> _Problem statement_
Can you quote the records below in full, word for word?

══════════════════════════════

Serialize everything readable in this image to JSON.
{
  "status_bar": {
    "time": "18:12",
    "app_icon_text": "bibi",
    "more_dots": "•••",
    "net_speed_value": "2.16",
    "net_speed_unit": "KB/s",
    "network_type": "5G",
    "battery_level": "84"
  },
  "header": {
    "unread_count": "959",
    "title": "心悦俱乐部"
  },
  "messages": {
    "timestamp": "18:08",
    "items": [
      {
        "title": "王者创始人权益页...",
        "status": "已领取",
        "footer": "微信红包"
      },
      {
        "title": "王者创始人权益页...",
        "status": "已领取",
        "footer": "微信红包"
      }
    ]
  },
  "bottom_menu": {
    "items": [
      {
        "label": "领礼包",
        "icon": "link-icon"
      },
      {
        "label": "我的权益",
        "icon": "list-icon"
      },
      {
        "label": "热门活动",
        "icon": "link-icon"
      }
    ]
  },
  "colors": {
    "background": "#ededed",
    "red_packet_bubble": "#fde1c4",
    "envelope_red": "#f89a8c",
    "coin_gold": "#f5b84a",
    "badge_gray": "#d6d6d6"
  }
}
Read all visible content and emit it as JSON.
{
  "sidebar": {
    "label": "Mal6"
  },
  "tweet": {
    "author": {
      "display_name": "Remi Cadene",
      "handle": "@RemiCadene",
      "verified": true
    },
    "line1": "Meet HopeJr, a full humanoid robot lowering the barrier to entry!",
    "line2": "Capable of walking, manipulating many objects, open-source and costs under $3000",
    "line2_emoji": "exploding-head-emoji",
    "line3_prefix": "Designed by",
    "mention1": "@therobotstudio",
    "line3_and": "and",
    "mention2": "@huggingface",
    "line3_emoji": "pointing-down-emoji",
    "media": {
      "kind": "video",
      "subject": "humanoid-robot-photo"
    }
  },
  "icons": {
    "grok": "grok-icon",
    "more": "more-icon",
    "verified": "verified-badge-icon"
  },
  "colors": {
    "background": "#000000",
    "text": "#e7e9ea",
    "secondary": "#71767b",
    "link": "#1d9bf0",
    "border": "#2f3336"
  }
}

══════════════════════════════

> _Complete answer_
Serialize everything readable in this image to JSON.
{
  "status_bar": {
    "time": "18:12",
    "app_icon_text": "bibi",
    "more_dots": "•••",
    "net_speed_value": "2.16",
    "net_speed_unit": "KB/s",
    "network_type": "5G",
    "battery_level": "84"
  },
  "header": {
    "unread_count": "959",
    "title": "心悦俱乐部"
  },
  "messages": {
    "timestamp": "18:08",
    "items": [
      {
        "title": "王者创始人权益页...",
        "status": "已领取",
        "footer": "微信红包"
      },
      {
        "title": "王者创始人权益页...",
        "status": "已领取",
        "footer": "微信红包"
      }
    ]
  },
  "bottom_menu": {
    "items": [
      {
        "label": "领礼包",
        "icon": "link-icon"
      },
      {
        "label": "我的权益",
        "icon": "list-icon"
      },
      {
        "label": "热门活动",
        "icon": "link-icon"
      }
    ]
  },
  "colors": {
    "background": "#ededed",
    "red_packet_bubble": "#fde1c4",
    "envelope_red": "#f89a8c",
    "coin_gold": "#f5b84a",
    "badge_gray": "#d6d6d6"
  }
}
Read all visible content and emit it as JSON.
{
  "sidebar": {
    "label": "Mal6"
  },
  "tweet": {
    "author": {
      "display_name": "Remi Cadene",
      "handle": "@RemiCadene",
      "verified": true
    },
    "line1": "Meet HopeJr, a full humanoid robot lowering the barrier to entry!",
    "line2": "Capable of walking, manipulating many objects, open-source and costs under $3000",
    "line2_emoji": "exploding-head-emoji",
    "line3_prefix": "Designed by",
    "mention1": "@therobotstudio",
    "line3_and": "and",
    "mention2": "@huggingface",
    "line3_emoji": "pointing-down-emoji",
    "media": {
      "kind": "video",
      "subject": "humanoid-robot-photo"
    }
  },
  "icons": {
    "grok": "grok-icon",
    "more": "more-icon",
    "verified": "verified-badge-icon"
  },
  "colors": {
    "background": "#000000",
    "text": "#e7e9ea",
    "secondary": "#71767b",
    "link": "#1d9bf0",
    "border": "#2f3336"
  }
}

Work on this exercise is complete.